* _BRIEF_: Report only the number of lines in this material that include the string "jsem".

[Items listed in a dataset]
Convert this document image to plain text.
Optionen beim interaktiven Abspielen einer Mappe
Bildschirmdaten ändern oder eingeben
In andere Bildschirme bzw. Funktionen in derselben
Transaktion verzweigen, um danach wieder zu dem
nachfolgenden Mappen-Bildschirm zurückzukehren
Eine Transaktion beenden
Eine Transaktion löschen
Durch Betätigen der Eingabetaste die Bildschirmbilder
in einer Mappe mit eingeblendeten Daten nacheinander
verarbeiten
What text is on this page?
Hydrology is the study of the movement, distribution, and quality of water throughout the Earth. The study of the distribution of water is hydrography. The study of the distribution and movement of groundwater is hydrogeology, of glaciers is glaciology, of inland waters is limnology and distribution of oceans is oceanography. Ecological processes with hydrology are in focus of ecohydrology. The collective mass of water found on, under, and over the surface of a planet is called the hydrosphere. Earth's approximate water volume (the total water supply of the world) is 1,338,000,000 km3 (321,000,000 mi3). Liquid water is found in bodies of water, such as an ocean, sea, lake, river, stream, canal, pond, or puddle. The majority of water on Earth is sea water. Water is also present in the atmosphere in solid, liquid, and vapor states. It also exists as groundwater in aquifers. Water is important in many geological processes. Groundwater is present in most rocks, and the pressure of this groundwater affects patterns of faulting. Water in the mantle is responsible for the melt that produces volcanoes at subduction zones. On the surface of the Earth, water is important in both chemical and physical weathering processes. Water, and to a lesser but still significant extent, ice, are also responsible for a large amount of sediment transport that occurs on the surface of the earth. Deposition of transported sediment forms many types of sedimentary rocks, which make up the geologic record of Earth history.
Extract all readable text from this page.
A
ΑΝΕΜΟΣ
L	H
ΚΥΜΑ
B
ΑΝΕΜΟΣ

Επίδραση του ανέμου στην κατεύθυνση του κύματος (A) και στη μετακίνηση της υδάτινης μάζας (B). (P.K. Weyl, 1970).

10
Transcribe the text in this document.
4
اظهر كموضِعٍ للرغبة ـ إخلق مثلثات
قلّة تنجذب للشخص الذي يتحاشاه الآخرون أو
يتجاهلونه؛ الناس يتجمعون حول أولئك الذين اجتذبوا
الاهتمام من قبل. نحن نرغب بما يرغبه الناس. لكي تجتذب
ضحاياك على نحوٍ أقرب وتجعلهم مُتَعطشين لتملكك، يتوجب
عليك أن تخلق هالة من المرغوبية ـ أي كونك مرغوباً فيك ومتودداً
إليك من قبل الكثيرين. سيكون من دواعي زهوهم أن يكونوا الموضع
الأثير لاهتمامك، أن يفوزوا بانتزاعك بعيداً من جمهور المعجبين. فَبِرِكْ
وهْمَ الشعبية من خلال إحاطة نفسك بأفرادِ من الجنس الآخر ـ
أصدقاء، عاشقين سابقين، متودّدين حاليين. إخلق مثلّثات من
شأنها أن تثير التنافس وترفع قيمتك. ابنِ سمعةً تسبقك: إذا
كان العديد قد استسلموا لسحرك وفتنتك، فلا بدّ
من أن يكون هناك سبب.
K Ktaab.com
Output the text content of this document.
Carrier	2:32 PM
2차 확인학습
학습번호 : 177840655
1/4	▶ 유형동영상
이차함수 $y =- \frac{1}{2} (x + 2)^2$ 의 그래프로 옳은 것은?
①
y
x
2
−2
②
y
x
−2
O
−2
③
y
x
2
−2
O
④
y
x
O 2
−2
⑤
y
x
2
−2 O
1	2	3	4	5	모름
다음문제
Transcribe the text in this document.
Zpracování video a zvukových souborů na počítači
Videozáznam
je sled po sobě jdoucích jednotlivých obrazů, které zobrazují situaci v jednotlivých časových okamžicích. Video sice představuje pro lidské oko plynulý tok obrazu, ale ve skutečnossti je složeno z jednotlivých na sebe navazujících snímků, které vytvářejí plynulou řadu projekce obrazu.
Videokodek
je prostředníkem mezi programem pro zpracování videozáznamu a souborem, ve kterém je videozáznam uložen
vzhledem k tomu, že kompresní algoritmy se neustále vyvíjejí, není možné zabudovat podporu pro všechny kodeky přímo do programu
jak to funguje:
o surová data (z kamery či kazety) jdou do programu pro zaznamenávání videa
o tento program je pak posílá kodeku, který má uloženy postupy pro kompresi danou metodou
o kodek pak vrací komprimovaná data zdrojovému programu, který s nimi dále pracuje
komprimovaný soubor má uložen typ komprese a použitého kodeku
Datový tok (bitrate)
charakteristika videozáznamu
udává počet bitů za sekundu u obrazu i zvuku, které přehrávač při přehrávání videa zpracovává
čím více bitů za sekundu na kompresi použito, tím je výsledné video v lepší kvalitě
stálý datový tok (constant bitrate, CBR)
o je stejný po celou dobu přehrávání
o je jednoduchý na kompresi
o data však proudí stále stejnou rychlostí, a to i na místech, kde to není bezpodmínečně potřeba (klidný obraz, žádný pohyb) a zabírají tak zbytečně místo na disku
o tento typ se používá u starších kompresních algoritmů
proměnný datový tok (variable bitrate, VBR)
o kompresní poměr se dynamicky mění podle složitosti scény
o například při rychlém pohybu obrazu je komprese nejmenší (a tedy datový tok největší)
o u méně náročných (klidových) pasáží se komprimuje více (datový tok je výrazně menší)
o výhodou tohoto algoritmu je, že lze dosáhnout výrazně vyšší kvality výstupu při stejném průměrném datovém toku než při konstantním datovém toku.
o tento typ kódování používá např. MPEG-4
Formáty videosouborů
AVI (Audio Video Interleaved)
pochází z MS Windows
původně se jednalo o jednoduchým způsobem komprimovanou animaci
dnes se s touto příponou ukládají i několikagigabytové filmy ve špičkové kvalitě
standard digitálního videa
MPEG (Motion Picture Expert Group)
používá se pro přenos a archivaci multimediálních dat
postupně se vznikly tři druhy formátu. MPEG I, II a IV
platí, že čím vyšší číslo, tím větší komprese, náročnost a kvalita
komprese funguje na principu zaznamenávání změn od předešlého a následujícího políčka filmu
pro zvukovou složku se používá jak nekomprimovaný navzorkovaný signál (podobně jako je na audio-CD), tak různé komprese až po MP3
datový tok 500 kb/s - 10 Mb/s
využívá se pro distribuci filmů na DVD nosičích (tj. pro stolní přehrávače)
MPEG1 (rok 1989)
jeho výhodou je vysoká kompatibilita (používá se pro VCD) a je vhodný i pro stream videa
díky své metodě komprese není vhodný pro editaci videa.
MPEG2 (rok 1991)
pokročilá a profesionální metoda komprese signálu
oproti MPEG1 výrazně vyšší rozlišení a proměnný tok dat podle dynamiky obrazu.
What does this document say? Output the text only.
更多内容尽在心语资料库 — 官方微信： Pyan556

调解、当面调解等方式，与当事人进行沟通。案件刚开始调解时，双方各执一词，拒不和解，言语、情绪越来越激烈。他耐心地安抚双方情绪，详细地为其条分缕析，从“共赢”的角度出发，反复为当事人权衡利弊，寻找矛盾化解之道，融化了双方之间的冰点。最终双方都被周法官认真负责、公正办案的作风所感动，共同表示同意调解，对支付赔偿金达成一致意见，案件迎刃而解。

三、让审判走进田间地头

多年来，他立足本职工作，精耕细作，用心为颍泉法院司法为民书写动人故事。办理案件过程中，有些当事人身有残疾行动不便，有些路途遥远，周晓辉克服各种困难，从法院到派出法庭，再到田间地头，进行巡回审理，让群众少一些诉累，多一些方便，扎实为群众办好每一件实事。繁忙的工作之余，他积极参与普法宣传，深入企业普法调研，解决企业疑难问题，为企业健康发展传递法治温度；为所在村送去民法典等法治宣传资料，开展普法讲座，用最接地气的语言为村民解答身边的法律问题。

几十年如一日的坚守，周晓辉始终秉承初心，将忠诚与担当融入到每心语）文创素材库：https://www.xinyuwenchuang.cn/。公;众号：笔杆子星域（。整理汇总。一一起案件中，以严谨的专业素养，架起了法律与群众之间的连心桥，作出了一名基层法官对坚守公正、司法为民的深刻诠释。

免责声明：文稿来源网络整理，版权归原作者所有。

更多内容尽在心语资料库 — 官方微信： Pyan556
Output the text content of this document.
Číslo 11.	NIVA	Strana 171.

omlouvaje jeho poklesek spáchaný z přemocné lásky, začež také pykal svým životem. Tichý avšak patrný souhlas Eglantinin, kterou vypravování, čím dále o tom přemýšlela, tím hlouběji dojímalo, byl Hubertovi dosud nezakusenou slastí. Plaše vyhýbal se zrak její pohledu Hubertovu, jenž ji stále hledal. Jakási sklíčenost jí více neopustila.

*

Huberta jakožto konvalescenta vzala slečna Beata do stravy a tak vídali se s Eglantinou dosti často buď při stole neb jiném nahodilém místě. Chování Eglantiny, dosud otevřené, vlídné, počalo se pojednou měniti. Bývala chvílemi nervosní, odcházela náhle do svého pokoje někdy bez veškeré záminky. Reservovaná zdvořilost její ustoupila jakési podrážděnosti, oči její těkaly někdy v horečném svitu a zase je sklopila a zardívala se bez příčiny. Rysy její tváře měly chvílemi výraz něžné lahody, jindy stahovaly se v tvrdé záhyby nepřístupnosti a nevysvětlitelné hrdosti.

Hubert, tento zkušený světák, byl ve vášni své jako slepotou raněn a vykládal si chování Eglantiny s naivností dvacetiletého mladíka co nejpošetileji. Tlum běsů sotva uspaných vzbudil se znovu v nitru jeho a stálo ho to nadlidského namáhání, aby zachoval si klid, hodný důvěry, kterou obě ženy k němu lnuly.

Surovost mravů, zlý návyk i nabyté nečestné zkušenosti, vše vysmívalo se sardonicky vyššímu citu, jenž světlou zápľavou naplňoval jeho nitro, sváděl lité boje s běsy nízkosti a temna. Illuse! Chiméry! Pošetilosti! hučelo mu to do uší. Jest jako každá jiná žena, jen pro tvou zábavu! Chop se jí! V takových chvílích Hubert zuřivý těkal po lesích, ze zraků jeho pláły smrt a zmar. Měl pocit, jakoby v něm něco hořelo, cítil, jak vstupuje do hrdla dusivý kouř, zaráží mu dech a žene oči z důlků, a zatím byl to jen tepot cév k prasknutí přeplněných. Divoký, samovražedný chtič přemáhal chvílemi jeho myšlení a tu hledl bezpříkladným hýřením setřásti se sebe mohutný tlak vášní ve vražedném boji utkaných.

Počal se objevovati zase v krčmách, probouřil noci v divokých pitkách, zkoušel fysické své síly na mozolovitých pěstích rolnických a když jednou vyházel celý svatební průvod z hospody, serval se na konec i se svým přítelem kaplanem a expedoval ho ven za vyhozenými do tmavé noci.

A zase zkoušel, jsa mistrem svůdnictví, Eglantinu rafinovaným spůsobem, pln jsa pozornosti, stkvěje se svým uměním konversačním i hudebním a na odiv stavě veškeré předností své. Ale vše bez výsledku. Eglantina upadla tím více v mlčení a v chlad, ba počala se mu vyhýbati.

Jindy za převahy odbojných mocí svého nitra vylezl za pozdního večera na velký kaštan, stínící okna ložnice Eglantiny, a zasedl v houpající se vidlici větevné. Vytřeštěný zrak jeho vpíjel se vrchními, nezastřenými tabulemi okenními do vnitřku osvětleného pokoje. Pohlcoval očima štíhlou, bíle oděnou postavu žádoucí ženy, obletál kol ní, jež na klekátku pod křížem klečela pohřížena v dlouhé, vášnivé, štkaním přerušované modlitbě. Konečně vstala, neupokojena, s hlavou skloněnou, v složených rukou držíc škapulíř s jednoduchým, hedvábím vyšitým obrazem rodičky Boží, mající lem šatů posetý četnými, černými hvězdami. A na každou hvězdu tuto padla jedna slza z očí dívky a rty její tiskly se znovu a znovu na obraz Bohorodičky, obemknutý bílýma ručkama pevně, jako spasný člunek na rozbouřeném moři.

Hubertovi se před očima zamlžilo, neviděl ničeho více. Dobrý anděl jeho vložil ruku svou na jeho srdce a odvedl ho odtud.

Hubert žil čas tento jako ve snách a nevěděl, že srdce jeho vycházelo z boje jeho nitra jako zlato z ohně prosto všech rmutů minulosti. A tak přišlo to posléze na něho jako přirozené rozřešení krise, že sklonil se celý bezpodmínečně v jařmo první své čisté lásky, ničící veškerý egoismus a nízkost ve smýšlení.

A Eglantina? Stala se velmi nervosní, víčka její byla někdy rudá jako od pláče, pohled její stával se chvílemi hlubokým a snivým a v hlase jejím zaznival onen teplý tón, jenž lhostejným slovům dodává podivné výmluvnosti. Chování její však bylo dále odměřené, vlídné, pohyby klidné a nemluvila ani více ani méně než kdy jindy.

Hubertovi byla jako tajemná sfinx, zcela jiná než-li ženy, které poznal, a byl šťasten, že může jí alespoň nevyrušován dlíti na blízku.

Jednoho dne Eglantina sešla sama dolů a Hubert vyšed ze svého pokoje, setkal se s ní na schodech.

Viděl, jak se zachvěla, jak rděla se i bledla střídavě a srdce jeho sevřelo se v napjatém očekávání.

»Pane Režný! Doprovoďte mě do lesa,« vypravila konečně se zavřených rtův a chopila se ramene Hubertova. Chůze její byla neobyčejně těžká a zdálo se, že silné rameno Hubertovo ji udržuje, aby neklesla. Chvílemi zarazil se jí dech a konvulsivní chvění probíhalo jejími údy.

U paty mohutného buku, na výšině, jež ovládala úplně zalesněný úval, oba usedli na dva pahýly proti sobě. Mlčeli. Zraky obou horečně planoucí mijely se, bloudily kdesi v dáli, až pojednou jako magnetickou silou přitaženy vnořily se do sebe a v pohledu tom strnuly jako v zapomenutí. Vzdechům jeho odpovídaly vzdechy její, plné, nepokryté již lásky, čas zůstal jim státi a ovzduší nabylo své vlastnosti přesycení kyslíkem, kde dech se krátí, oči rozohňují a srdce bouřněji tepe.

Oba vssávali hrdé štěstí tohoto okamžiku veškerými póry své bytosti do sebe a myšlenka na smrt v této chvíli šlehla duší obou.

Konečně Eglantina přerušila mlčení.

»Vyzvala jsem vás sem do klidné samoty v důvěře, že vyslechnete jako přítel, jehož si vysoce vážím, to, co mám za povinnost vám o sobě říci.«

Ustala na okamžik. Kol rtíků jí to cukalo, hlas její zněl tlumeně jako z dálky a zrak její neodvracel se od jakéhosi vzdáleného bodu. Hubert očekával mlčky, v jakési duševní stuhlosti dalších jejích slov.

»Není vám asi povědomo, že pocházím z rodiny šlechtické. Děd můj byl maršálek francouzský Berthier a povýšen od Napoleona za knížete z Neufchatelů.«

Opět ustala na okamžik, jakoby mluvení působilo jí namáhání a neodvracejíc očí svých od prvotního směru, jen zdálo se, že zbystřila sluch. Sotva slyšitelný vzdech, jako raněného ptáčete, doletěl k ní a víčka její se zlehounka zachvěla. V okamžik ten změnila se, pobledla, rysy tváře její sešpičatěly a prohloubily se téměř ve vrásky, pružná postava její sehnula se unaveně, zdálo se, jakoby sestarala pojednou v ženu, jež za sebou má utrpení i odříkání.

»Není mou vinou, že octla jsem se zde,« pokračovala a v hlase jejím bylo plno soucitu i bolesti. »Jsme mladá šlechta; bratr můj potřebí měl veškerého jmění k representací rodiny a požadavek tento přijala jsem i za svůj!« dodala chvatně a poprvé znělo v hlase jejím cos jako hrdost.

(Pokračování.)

* _REPLY TO THE TASK_: 2